**Your instructions:** Read the lines below. Copy out any that hold the string "kiri".

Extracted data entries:
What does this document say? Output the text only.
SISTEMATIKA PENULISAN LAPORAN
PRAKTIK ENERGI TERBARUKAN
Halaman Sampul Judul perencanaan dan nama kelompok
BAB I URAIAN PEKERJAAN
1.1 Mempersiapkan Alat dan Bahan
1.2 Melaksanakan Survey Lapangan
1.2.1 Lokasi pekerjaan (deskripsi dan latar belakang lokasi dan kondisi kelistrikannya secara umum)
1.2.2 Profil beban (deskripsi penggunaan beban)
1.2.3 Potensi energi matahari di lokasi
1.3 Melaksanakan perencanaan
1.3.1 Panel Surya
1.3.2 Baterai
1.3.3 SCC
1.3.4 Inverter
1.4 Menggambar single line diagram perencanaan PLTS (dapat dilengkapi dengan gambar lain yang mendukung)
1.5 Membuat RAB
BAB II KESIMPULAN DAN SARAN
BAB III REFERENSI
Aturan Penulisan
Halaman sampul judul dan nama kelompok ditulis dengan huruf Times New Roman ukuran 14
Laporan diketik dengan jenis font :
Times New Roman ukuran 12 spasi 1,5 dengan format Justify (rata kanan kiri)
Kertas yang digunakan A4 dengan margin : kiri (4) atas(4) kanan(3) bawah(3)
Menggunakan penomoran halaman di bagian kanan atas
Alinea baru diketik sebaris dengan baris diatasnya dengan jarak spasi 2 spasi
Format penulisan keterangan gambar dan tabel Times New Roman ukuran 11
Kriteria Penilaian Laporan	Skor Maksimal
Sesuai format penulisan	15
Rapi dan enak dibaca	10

**Output for this exercise:**
Times New Roman ukuran 12 spasi 1,5 dengan format Justify (rata kanan kiri)
Kertas yang digunakan A4 dengan margin : kiri (4) atas(4) kanan(3) bawah(3)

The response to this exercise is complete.